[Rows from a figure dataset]
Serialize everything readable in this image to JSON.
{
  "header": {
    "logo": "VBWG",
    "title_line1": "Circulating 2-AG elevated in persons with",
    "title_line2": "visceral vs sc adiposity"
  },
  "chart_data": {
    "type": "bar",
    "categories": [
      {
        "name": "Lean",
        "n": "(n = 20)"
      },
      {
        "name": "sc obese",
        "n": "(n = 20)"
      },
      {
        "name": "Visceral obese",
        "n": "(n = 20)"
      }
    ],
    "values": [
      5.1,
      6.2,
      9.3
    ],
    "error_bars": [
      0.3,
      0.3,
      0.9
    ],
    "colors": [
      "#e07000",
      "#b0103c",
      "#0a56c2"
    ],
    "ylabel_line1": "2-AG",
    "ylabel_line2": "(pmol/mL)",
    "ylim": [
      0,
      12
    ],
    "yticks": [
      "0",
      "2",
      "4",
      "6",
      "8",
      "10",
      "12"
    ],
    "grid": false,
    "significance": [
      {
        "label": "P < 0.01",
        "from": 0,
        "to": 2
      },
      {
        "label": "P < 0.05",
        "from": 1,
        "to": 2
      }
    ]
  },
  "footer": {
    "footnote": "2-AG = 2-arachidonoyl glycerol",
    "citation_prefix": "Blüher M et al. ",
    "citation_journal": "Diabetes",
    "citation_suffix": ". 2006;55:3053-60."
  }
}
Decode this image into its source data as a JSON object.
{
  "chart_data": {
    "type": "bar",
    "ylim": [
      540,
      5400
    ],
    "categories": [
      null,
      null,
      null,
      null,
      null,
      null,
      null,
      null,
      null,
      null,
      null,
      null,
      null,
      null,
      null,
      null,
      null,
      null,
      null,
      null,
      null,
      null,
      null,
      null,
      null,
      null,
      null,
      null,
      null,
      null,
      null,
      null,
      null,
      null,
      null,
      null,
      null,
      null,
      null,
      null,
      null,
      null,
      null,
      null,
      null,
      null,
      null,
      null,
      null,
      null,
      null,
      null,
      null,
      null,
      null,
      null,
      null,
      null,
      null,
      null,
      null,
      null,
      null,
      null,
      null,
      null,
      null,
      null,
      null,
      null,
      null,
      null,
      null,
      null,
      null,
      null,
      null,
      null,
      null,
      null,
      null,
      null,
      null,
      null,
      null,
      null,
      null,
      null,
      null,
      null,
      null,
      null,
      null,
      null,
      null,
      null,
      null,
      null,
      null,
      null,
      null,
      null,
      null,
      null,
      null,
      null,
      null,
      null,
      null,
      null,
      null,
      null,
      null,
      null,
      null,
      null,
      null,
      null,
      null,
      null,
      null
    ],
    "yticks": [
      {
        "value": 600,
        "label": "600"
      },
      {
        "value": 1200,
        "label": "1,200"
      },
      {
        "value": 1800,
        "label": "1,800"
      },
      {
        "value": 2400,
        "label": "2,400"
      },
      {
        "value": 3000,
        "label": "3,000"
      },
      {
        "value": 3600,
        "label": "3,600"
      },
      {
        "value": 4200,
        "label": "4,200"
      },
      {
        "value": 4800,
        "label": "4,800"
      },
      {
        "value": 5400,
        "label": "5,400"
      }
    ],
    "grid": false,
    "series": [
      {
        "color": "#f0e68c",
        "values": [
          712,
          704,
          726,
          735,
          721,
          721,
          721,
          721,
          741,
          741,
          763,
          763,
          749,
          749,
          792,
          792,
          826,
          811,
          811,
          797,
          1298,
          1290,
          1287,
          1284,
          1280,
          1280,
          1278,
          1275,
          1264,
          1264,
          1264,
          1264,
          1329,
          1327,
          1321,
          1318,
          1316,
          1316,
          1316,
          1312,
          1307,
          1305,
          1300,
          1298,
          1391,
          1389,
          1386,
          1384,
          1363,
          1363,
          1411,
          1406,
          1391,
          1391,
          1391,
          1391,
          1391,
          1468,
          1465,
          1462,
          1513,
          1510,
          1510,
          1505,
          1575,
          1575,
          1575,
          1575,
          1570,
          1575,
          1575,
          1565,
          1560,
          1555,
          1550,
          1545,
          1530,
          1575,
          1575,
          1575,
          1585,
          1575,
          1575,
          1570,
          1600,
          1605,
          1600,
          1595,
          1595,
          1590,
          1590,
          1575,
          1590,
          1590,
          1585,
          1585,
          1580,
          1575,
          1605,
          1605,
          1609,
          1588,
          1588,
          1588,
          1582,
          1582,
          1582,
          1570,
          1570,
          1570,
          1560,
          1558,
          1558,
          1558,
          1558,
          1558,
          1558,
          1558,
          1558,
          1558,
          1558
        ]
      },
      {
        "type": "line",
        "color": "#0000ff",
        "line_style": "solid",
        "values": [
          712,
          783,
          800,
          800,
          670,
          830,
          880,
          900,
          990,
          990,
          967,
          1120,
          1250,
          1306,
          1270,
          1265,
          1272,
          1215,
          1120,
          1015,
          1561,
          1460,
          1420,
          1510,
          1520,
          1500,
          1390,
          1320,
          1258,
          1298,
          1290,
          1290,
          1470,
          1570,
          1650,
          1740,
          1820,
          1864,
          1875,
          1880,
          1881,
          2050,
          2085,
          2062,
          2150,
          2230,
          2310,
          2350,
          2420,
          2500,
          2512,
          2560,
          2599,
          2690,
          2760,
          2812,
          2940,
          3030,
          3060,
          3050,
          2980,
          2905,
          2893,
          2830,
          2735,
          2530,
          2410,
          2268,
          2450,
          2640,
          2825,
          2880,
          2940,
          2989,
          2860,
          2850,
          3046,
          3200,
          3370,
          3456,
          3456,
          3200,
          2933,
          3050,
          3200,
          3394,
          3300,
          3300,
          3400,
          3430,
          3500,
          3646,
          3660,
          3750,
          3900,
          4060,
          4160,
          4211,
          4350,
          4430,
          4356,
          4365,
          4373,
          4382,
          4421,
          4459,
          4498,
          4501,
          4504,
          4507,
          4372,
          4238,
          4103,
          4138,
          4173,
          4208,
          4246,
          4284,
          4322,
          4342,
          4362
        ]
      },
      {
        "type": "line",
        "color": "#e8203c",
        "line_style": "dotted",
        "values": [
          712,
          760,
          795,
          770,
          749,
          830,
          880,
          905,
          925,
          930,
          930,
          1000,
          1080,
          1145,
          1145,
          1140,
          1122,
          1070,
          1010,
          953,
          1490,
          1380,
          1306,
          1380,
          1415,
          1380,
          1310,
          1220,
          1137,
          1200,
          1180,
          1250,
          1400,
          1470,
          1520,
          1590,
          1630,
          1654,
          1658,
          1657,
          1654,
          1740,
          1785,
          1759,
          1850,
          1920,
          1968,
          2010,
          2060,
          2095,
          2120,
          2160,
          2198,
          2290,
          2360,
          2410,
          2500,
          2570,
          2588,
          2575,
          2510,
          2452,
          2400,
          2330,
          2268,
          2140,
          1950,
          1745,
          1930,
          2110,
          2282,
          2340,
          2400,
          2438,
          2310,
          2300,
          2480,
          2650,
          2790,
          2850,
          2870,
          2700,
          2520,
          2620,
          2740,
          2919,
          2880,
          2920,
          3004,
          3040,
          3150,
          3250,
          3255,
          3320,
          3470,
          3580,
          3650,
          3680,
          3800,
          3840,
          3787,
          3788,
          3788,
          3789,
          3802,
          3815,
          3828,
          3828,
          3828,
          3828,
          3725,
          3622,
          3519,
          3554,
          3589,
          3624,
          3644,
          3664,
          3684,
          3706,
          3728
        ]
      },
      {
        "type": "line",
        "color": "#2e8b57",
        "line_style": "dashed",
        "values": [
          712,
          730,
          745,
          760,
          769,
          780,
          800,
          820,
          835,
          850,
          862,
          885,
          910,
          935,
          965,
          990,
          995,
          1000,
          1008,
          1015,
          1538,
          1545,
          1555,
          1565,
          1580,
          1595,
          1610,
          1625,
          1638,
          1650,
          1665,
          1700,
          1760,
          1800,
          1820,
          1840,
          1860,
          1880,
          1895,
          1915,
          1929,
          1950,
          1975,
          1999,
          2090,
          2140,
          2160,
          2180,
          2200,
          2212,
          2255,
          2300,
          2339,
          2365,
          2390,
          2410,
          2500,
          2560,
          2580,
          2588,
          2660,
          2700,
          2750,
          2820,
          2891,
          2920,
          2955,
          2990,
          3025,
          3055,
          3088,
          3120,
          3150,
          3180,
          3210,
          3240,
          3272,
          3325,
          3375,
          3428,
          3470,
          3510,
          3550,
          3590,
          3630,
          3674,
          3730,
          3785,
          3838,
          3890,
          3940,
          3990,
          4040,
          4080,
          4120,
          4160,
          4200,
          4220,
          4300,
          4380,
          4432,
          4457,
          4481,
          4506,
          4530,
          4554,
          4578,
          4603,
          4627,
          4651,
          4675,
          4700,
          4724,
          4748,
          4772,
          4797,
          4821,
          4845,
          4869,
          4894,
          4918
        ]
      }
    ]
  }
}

• **What the task requires**
Report how many lines contain "name". Give nothing but the number.

• **Task response**
3